■ **Task goal**
Your task is to transcribe all the entries exactly, excluding pictures.

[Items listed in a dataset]
+===+

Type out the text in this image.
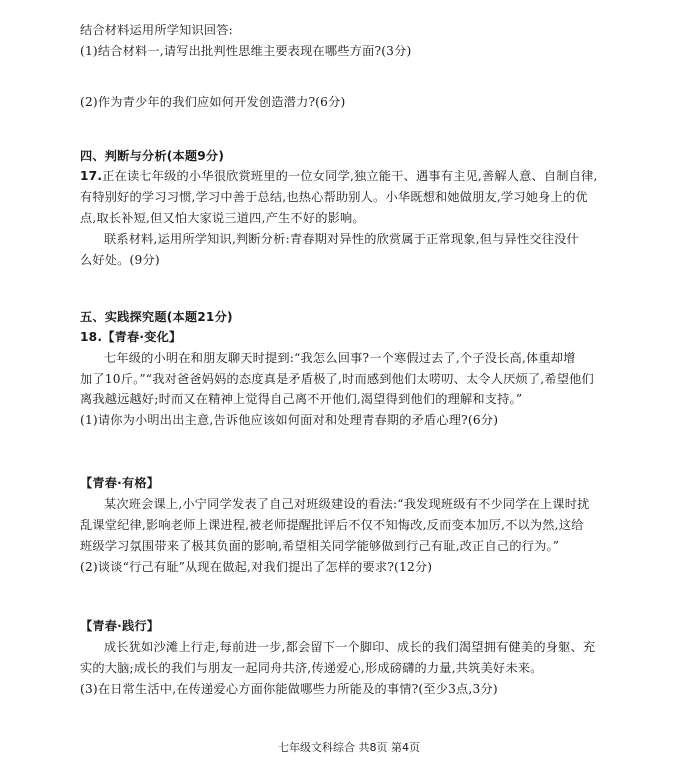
结合材料运用所学知识回答:
(1)结合材料一,请写出批判性思维主要表现在哪些方面?(3分)
(2)作为青少年的我们应如何开发创造潜力?(6分)
四、判断与分析(本题9分)
17.正在读七年级的小华很欣赏班里的一位女同学,独立能干、遇事有主见,善解人意、自制自律,
有特别好的学习习惯,学习中善于总结,也热心帮助别人。小华既想和她做朋友,学习她身上的优
点,取长补短,但又怕大家说三道四,产生不好的影响。
联系材料,运用所学知识,判断分析:青春期对异性的欣赏属于正常现象,但与异性交往没什
么好处。(9分)
五、实践探究题(本题21分)
18.【青春·变化】
七年级的小明在和朋友聊天时提到:“我怎么回事?一个寒假过去了,个子没长高,体重却增
加了10斤。”“我对爸爸妈妈的态度真是矛盾极了,时而感到他们太唠叨、太令人厌烦了,希望他们
离我越远越好;时而又在精神上觉得自己离不开他们,渴望得到他们的理解和支持。”
(1)请你为小明出出主意,告诉他应该如何面对和处理青春期的矛盾心理?(6分)
【青春·有格】
某次班会课上,小宁同学发表了自己对班级建设的看法:“我发现班级有不少同学在上课时扰
乱课堂纪律,影响老师上课进程,被老师提醒批评后不仅不知悔改,反而变本加厉,不以为然,这给
班级学习氛围带来了极其负面的影响,希望相关同学能够做到行己有耻,改正自己的行为。”
(2)谈谈“行己有耻”从现在做起,对我们提出了怎样的要求?(12分)
【青春·践行】
成长犹如沙滩上行走,每前进一步,都会留下一个脚印、成长的我们渴望拥有健美的身躯、充
实的大脑;成长的我们与朋友一起同舟共济,传递爱心,形成磅礴的力量,共筑美好未来。
(3)在日常生活中,在传递爱心方面你能做哪些力所能及的事情?(至少3点,3分)
七年级文科综合 共8页 第4页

+===+

■ **Task result**
Type out the text in this image.
结合材料运用所学知识回答:
(1)结合材料一,请写出批判性思维主要表现在哪些方面?(3分)
(2)作为青少年的我们应如何开发创造潜力?(6分)
四、判断与分析(本题9分)
17.正在读七年级的小华很欣赏班里的一位女同学,独立能干、遇事有主见,善解人意、自制自律,
有特别好的学习习惯,学习中善于总结,也热心帮助别人。小华既想和她做朋友,学习她身上的优
点,取长补短,但又怕大家说三道四,产生不好的影响。
联系材料,运用所学知识,判断分析:青春期对异性的欣赏属于正常现象,但与异性交往没什
么好处。(9分)
五、实践探究题(本题21分)
18.【青春·变化】
七年级的小明在和朋友聊天时提到:“我怎么回事?一个寒假过去了,个子没长高,体重却增
加了10斤。”“我对爸爸妈妈的态度真是矛盾极了,时而感到他们太唠叨、太令人厌烦了,希望他们
离我越远越好;时而又在精神上觉得自己离不开他们,渴望得到他们的理解和支持。”
(1)请你为小明出出主意,告诉他应该如何面对和处理青春期的矛盾心理?(6分)
【青春·有格】
某次班会课上,小宁同学发表了自己对班级建设的看法:“我发现班级有不少同学在上课时扰
乱课堂纪律,影响老师上课进程,被老师提醒批评后不仅不知悔改,反而变本加厉,不以为然,这给
班级学习氛围带来了极其负面的影响,希望相关同学能够做到行己有耻,改正自己的行为。”
(2)谈谈“行己有耻”从现在做起,对我们提出了怎样的要求?(12分)
【青春·践行】
成长犹如沙滩上行走,每前进一步,都会留下一个脚印、成长的我们渴望拥有健美的身躯、充
实的大脑;成长的我们与朋友一起同舟共济,传递爱心,形成磅礴的力量,共筑美好未来。
(3)在日常生活中,在传递爱心方面你能做哪些力所能及的事情?(至少3点,3分)
七年级文科综合 共8页 第4页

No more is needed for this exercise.